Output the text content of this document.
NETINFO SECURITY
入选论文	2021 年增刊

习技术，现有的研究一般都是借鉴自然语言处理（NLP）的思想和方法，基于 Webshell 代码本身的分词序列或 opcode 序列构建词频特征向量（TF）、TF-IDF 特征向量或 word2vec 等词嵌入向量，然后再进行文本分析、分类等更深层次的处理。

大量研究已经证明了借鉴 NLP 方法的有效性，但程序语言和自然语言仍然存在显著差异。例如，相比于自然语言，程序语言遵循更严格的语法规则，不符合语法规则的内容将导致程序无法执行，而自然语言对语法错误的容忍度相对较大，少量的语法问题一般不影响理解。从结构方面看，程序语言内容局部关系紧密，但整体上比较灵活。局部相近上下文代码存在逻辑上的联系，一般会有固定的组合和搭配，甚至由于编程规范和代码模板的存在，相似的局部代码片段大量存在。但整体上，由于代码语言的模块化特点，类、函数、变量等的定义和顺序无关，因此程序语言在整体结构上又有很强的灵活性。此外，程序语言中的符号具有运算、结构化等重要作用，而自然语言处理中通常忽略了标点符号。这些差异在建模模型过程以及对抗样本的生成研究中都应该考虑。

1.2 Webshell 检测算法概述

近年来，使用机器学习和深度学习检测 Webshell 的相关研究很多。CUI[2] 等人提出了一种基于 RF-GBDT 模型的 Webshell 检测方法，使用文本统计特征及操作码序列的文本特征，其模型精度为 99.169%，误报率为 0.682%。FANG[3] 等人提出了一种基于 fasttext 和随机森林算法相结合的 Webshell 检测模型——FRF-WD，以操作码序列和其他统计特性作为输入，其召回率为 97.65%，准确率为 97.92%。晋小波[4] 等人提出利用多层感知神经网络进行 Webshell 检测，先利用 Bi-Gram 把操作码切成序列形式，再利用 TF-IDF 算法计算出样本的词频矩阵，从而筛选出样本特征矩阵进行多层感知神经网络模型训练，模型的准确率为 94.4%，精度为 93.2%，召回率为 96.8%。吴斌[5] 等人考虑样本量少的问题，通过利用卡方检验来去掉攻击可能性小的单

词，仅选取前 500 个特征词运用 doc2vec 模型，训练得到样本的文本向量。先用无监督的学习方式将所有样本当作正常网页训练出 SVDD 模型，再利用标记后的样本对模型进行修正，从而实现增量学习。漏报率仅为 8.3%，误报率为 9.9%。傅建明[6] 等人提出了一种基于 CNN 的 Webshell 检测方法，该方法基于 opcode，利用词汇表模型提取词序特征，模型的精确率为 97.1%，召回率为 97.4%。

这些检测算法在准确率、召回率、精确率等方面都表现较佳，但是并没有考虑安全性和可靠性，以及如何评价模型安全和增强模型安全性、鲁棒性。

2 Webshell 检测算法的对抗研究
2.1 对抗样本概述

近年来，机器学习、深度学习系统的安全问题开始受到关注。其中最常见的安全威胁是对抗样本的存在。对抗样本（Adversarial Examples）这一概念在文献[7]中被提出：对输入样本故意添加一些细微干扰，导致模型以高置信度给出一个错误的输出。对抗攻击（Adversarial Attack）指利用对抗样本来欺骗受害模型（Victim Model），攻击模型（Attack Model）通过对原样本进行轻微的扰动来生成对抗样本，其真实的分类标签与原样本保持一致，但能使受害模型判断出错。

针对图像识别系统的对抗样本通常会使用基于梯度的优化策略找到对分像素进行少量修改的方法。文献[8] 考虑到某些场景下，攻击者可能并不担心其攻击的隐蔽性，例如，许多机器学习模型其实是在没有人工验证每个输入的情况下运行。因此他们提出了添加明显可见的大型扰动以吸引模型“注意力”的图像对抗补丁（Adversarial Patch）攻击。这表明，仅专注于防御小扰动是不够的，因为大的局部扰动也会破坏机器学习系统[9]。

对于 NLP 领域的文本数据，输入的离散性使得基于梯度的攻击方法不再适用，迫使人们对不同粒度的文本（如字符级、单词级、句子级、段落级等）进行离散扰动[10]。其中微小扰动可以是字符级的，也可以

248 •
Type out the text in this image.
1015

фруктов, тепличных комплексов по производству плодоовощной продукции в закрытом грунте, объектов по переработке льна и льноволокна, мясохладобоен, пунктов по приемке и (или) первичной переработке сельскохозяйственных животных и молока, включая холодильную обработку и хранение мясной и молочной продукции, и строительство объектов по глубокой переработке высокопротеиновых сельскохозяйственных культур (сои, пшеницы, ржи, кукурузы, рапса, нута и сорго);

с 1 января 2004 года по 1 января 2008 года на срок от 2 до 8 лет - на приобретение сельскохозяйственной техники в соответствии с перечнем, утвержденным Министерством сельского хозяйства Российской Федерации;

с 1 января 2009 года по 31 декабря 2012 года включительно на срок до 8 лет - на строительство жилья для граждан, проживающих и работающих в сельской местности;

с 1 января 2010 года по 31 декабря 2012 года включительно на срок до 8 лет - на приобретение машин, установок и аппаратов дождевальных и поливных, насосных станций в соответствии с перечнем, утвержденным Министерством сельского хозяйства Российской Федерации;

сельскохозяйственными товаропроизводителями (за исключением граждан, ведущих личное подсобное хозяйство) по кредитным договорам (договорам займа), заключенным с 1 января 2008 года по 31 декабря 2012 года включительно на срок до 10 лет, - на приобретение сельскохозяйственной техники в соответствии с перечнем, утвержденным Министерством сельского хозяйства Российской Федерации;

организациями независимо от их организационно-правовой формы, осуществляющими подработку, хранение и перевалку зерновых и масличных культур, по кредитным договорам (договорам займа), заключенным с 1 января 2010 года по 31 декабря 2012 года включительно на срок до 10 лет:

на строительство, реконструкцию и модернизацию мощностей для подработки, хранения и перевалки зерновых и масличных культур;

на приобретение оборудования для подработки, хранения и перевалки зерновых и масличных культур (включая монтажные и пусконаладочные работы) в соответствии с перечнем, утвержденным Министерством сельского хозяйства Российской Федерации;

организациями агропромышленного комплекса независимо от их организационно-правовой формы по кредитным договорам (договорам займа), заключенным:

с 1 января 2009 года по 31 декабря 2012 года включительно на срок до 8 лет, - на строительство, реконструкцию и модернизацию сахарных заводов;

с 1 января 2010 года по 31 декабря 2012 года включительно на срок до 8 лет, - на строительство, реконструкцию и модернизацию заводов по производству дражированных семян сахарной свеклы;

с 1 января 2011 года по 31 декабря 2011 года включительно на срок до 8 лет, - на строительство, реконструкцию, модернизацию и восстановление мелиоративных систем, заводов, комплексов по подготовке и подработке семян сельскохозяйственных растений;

________

▸ **Problem**: Find the string "opcode" in the records, then copy each line where it occurs.

▸ **Complete output**:
习技术，现有的研究一般都是借鉴自然语言处理（NLP）的思想和方法，基于 Webshell 代码本身的分词序列或 opcode 序列构建词频特征向量（TF）、TF-IDF 特征向量或 word2vec 等词嵌入向量，然后再进行文本分析、分类等更深层次的处理。
词，仅选取前 500 个特征词运用 doc2vec 模型，训练得到样本的文本向量。先用无监督的学习方式将所有样本当作正常网页训练出 SVDD 模型，再利用标记后的样本对模型进行修正，从而实现增量学习。漏报率仅为 8.3%，误报率为 9.9%。傅建明[6] 等人提出了一种基于 CNN 的 Webshell 检测方法，该方法基于 opcode，利用词汇表模型提取词序特征，模型的精确率为 97.1%，召回率为 97.4%。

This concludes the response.